— Problem —
Please write out the complete listing that follows, exactly as it reads.

>>>

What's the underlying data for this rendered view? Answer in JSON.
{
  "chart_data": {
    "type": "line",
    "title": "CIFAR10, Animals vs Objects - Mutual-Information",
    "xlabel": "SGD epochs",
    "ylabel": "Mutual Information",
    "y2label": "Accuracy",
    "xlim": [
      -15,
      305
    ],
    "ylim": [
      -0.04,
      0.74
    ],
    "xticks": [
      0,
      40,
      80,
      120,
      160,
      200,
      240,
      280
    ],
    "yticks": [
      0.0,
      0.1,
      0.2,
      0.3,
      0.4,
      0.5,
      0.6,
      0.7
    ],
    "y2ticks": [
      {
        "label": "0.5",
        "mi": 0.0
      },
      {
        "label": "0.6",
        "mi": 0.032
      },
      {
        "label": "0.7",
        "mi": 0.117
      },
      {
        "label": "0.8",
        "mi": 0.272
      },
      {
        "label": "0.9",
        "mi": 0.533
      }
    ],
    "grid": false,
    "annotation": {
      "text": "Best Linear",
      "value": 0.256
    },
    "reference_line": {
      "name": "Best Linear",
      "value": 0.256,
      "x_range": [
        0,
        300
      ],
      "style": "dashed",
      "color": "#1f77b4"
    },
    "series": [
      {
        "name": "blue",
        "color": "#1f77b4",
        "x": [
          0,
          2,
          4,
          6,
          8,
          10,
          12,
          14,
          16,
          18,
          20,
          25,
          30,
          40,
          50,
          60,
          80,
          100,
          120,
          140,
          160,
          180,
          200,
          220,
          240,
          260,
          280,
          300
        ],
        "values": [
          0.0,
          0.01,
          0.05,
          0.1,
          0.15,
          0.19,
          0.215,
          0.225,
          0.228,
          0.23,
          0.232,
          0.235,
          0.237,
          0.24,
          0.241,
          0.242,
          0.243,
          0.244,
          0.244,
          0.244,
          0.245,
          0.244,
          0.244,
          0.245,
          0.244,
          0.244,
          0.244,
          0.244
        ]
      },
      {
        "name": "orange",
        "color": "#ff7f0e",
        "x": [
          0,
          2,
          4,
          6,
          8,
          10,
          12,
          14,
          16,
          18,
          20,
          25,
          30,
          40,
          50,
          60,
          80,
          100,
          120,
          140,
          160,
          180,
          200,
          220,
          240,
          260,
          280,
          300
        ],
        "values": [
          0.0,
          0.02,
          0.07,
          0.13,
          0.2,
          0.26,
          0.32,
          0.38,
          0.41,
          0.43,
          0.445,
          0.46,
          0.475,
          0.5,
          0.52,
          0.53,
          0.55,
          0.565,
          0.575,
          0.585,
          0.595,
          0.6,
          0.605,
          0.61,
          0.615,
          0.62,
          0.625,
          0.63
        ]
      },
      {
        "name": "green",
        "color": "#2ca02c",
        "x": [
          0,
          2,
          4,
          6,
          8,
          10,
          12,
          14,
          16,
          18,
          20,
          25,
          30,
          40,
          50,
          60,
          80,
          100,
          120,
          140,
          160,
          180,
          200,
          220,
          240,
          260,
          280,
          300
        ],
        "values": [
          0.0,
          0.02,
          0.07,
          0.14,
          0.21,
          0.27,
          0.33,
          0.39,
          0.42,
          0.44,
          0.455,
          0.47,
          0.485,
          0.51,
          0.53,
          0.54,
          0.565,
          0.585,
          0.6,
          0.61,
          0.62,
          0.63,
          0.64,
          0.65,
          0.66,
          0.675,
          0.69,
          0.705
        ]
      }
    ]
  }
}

<<<

— Full solution —
What's the underlying data for this rendered view? Answer in JSON.
{
  "chart_data": {
    "type": "line",
    "title": "CIFAR10, Animals vs Objects - Mutual-Information",
    "xlabel": "SGD epochs",
    "ylabel": "Mutual Information",
    "y2label": "Accuracy",
    "xlim": [
      -15,
      305
    ],
    "ylim": [
      -0.04,
      0.74
    ],
    "xticks": [
      0,
      40,
      80,
      120,
      160,
      200,
      240,
      280
    ],
    "yticks": [
      0.0,
      0.1,
      0.2,
      0.3,
      0.4,
      0.5,
      0.6,
      0.7
    ],
    "y2ticks": [
      {
        "label": "0.5",
        "mi": 0.0
      },
      {
        "label": "0.6",
        "mi": 0.032
      },
      {
        "label": "0.7",
        "mi": 0.117
      },
      {
        "label": "0.8",
        "mi": 0.272
      },
      {
        "label": "0.9",
        "mi": 0.533
      }
    ],
    "grid": false,
    "annotation": {
      "text": "Best Linear",
      "value": 0.256
    },
    "reference_line": {
      "name": "Best Linear",
      "value": 0.256,
      "x_range": [
        0,
        300
      ],
      "style": "dashed",
      "color": "#1f77b4"
    },
    "series": [
      {
        "name": "blue",
        "color": "#1f77b4",
        "x": [
          0,
          2,
          4,
          6,
          8,
          10,
          12,
          14,
          16,
          18,
          20,
          25,
          30,
          40,
          50,
          60,
          80,
          100,
          120,
          140,
          160,
          180,
          200,
          220,
          240,
          260,
          280,
          300
        ],
        "values": [
          0.0,
          0.01,
          0.05,
          0.1,
          0.15,
          0.19,
          0.215,
          0.225,
          0.228,
          0.23,
          0.232,
          0.235,
          0.237,
          0.24,
          0.241,
          0.242,
          0.243,
          0.244,
          0.244,
          0.244,
          0.245,
          0.244,
          0.244,
          0.245,
          0.244,
          0.244,
          0.244,
          0.244
        ]
      },
      {
        "name": "orange",
        "color": "#ff7f0e",
        "x": [
          0,
          2,
          4,
          6,
          8,
          10,
          12,
          14,
          16,
          18,
          20,
          25,
          30,
          40,
          50,
          60,
          80,
          100,
          120,
          140,
          160,
          180,
          200,
          220,
          240,
          260,
          280,
          300
        ],
        "values": [
          0.0,
          0.02,
          0.07,
          0.13,
          0.2,
          0.26,
          0.32,
          0.38,
          0.41,
          0.43,
          0.445,
          0.46,
          0.475,
          0.5,
          0.52,
          0.53,
          0.55,
          0.565,
          0.575,
          0.585,
          0.595,
          0.6,
          0.605,
          0.61,
          0.615,
          0.62,
          0.625,
          0.63
        ]
      },
      {
        "name": "green",
        "color": "#2ca02c",
        "x": [
          0,
          2,
          4,
          6,
          8,
          10,
          12,
          14,
          16,
          18,
          20,
          25,
          30,
          40,
          50,
          60,
          80,
          100,
          120,
          140,
          160,
          180,
          200,
          220,
          240,
          260,
          280,
          300
        ],
        "values": [
          0.0,
          0.02,
          0.07,
          0.14,
          0.21,
          0.27,
          0.33,
          0.39,
          0.42,
          0.44,
          0.455,
          0.47,
          0.485,
          0.51,
          0.53,
          0.54,
          0.565,
          0.585,
          0.6,
          0.61,
          0.62,
          0.63,
          0.64,
          0.65,
          0.66,
          0.675,
          0.69,
          0.705
        ]
      }
    ]
  }
}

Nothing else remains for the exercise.